INSTRUCTIONS TO FOLLOW
In the data below, find each line containing the string "Percent" and return it.

* Start TASK MATERIAL *

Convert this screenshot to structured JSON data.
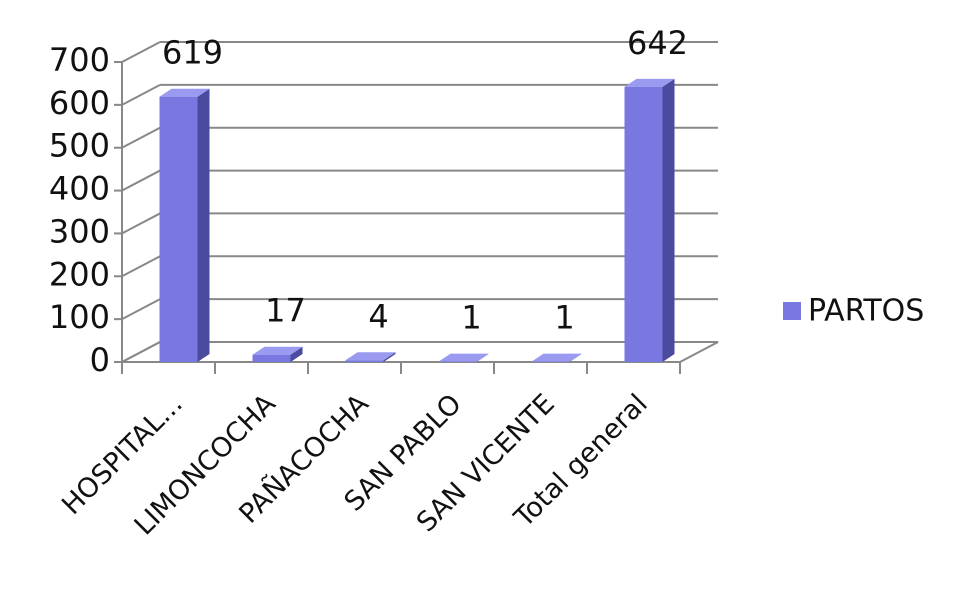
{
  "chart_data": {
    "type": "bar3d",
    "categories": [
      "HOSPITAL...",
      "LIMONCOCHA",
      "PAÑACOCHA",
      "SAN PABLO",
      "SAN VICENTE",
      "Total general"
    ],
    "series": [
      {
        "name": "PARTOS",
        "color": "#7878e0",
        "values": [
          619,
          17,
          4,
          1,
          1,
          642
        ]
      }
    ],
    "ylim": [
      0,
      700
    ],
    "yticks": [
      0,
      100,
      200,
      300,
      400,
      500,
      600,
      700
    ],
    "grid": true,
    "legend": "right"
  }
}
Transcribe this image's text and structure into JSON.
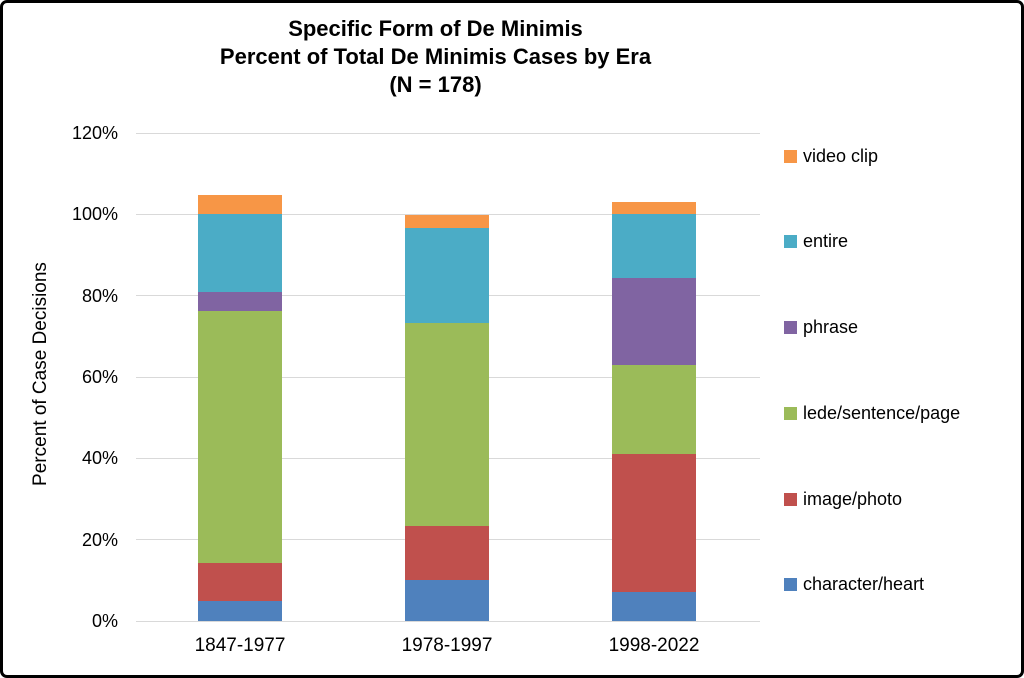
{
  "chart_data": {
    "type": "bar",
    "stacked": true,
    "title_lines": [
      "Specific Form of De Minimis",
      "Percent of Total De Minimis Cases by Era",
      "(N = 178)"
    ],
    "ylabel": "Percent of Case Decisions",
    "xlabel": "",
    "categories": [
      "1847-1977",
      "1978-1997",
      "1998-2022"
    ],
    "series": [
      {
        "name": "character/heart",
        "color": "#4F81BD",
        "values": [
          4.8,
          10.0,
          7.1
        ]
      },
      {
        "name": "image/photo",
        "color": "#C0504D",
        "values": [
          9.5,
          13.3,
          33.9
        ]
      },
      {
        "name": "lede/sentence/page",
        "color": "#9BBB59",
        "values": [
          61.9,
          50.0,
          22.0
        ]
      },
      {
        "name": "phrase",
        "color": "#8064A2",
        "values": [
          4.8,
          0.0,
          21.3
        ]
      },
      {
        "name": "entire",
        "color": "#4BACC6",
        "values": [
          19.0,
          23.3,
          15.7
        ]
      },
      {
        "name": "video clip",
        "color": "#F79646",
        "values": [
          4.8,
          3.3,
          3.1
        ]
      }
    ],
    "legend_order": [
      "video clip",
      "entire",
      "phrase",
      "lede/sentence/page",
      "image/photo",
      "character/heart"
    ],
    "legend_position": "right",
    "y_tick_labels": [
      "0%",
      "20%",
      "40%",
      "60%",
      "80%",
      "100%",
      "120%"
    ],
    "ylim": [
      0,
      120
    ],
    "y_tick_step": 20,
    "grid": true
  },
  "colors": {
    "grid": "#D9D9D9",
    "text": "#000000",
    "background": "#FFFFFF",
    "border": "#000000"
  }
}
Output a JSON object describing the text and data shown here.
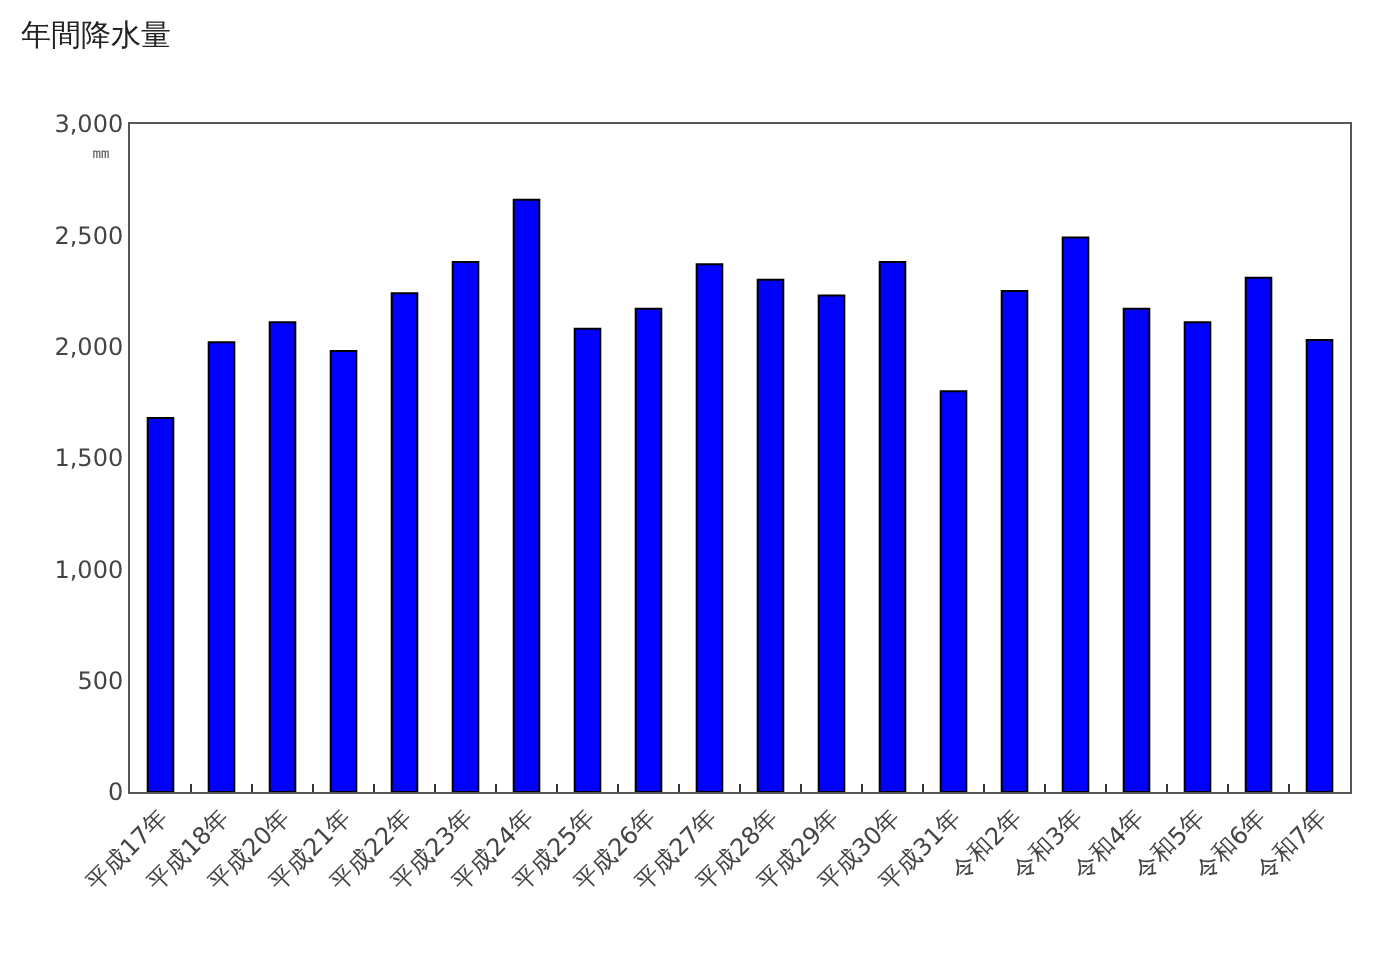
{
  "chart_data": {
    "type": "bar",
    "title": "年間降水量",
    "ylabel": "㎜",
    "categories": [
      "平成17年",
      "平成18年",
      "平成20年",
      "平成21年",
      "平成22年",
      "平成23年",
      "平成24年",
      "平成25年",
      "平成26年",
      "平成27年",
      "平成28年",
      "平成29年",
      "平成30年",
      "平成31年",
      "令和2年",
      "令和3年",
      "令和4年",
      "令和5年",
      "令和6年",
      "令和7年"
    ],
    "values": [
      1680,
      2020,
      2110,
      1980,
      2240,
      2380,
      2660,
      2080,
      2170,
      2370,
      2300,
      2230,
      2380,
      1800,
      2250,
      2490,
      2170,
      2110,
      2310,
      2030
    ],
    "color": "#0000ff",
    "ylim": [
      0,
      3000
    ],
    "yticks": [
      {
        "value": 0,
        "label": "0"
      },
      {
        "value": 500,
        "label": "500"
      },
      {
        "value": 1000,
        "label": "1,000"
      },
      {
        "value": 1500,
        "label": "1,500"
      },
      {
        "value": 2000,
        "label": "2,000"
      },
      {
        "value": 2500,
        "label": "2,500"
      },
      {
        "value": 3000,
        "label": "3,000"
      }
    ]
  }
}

* End TASK MATERIAL *

WRITTEN ANSWER
      "Percent of Total De Minimis Cases by Era",
    "ylabel": "Percent of Case Decisions",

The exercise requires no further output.